▶ _SHORT TASK_:
Reproduce the listing below word for word, with every line unchanged.

Coordinate annotation records:
-- Start --

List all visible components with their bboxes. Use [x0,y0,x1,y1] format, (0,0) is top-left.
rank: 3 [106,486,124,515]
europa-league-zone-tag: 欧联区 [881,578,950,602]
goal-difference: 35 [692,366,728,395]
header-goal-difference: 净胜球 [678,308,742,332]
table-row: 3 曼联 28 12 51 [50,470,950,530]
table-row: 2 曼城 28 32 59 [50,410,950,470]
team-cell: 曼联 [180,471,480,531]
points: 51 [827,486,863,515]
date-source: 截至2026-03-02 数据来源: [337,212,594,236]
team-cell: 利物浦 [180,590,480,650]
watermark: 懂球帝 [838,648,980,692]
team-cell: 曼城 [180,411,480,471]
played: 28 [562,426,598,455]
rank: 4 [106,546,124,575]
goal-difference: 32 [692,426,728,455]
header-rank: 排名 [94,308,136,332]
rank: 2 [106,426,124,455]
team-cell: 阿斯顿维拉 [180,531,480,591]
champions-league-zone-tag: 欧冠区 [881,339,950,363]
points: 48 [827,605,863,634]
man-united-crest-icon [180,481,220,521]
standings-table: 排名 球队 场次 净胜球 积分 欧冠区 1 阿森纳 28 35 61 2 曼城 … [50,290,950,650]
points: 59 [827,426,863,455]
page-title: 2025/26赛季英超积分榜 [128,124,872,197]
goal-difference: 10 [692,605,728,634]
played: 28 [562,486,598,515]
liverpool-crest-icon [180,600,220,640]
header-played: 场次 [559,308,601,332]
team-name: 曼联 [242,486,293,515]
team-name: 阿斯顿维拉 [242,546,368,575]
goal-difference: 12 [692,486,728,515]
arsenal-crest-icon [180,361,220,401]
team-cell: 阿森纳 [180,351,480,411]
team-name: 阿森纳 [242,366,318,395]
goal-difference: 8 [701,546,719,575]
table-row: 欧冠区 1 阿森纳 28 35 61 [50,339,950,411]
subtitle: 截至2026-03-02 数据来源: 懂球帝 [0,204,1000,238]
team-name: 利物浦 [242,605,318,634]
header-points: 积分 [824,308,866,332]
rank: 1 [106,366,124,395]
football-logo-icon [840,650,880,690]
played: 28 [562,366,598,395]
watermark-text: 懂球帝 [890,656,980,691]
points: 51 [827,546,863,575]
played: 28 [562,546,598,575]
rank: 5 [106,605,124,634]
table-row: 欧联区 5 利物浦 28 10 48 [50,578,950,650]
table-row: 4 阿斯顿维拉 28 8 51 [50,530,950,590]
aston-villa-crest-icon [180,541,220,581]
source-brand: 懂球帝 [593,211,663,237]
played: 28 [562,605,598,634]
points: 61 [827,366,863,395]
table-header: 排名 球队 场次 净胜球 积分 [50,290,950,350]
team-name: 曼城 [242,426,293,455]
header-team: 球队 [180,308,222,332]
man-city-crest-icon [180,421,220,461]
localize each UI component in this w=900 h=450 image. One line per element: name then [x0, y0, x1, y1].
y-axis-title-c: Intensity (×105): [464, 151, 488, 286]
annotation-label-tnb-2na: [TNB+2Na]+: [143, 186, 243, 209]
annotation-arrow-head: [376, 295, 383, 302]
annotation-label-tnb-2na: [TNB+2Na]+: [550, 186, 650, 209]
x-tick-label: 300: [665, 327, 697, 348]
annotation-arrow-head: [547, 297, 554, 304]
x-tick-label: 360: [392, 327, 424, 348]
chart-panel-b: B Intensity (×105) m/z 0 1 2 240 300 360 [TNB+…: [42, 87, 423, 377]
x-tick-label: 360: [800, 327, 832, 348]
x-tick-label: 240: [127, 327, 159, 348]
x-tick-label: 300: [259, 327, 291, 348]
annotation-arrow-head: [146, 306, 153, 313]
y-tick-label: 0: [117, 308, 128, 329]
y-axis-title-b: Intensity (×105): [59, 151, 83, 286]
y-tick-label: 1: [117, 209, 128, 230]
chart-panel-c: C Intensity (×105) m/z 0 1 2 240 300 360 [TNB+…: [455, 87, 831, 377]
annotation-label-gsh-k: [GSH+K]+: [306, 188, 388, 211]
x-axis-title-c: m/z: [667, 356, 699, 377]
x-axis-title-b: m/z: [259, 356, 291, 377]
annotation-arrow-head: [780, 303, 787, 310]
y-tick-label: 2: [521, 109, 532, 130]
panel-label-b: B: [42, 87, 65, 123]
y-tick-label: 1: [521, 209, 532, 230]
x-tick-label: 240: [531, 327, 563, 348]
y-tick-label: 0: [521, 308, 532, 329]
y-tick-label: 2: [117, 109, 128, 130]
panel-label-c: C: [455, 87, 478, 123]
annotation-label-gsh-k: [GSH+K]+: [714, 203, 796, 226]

-- End --

▶ _WORKED SOLUTION_:
List all visible components with their bboxes. Use [x0,y0,x1,y1] format, (0,0) is top-left.
rank: 3 [106,486,124,515]
europa-league-zone-tag: 欧联区 [881,578,950,602]
goal-difference: 35 [692,366,728,395]
header-goal-difference: 净胜球 [678,308,742,332]
table-row: 3 曼联 28 12 51 [50,470,950,530]
table-row: 2 曼城 28 32 59 [50,410,950,470]
team-cell: 曼联 [180,471,480,531]
points: 51 [827,486,863,515]
date-source: 截至2026-03-02 数据来源: [337,212,594,236]
team-cell: 利物浦 [180,590,480,650]
watermark: 懂球帝 [838,648,980,692]
team-cell: 曼城 [180,411,480,471]
played: 28 [562,426,598,455]
rank: 4 [106,546,124,575]
goal-difference: 32 [692,426,728,455]
header-rank: 排名 [94,308,136,332]
rank: 2 [106,426,124,455]
team-cell: 阿斯顿维拉 [180,531,480,591]
champions-league-zone-tag: 欧冠区 [881,339,950,363]
points: 48 [827,605,863,634]
man-united-crest-icon [180,481,220,521]
standings-table: 排名 球队 场次 净胜球 积分 欧冠区 1 阿森纳 28 35 61 2 曼城 … [50,290,950,650]
points: 59 [827,426,863,455]
page-title: 2025/26赛季英超积分榜 [128,124,872,197]
goal-difference: 10 [692,605,728,634]
played: 28 [562,486,598,515]
liverpool-crest-icon [180,600,220,640]
header-played: 场次 [559,308,601,332]
team-name: 曼联 [242,486,293,515]
team-name: 阿斯顿维拉 [242,546,368,575]
goal-difference: 12 [692,486,728,515]
arsenal-crest-icon [180,361,220,401]
team-cell: 阿森纳 [180,351,480,411]
team-name: 阿森纳 [242,366,318,395]
goal-difference: 8 [701,546,719,575]
table-row: 欧冠区 1 阿森纳 28 35 61 [50,339,950,411]
subtitle: 截至2026-03-02 数据来源: 懂球帝 [0,204,1000,238]
team-name: 利物浦 [242,605,318,634]
header-points: 积分 [824,308,866,332]
rank: 1 [106,366,124,395]
football-logo-icon [840,650,880,690]
played: 28 [562,366,598,395]
watermark-text: 懂球帝 [890,656,980,691]
points: 51 [827,546,863,575]
played: 28 [562,546,598,575]
rank: 5 [106,605,124,634]
table-row: 欧联区 5 利物浦 28 10 48 [50,578,950,650]
table-row: 4 阿斯顿维拉 28 8 51 [50,530,950,590]
aston-villa-crest-icon [180,541,220,581]
source-brand: 懂球帝 [593,211,663,237]
played: 28 [562,605,598,634]
points: 61 [827,366,863,395]
table-header: 排名 球队 场次 净胜球 积分 [50,290,950,350]
team-name: 曼城 [242,426,293,455]
header-team: 球队 [180,308,222,332]
man-city-crest-icon [180,421,220,461]
localize each UI component in this w=900 h=450 image. One line per element: name then [x0, y0, x1, y1].
y-axis-title-c: Intensity (×105): [464, 151, 488, 286]
annotation-label-tnb-2na: [TNB+2Na]+: [143, 186, 243, 209]
annotation-arrow-head: [376, 295, 383, 302]
annotation-label-tnb-2na: [TNB+2Na]+: [550, 186, 650, 209]
x-tick-label: 300: [665, 327, 697, 348]
annotation-arrow-head: [547, 297, 554, 304]
x-tick-label: 360: [392, 327, 424, 348]
chart-panel-b: B Intensity (×105) m/z 0 1 2 240 300 360 [TNB+…: [42, 87, 423, 377]
x-tick-label: 360: [800, 327, 832, 348]
x-tick-label: 240: [127, 327, 159, 348]
x-tick-label: 300: [259, 327, 291, 348]
annotation-arrow-head: [146, 306, 153, 313]
y-tick-label: 0: [117, 308, 128, 329]
y-axis-title-b: Intensity (×105): [59, 151, 83, 286]
y-tick-label: 1: [117, 209, 128, 230]
chart-panel-c: C Intensity (×105) m/z 0 1 2 240 300 360 [TNB+…: [455, 87, 831, 377]
annotation-label-gsh-k: [GSH+K]+: [306, 188, 388, 211]
x-axis-title-c: m/z: [667, 356, 699, 377]
x-axis-title-b: m/z: [259, 356, 291, 377]
annotation-arrow-head: [780, 303, 787, 310]
y-tick-label: 2: [521, 109, 532, 130]
panel-label-b: B: [42, 87, 65, 123]
y-tick-label: 1: [521, 209, 532, 230]
x-tick-label: 240: [531, 327, 563, 348]
y-tick-label: 0: [521, 308, 532, 329]
y-tick-label: 2: [117, 109, 128, 130]
panel-label-c: C: [455, 87, 478, 123]
annotation-label-gsh-k: [GSH+K]+: [714, 203, 796, 226]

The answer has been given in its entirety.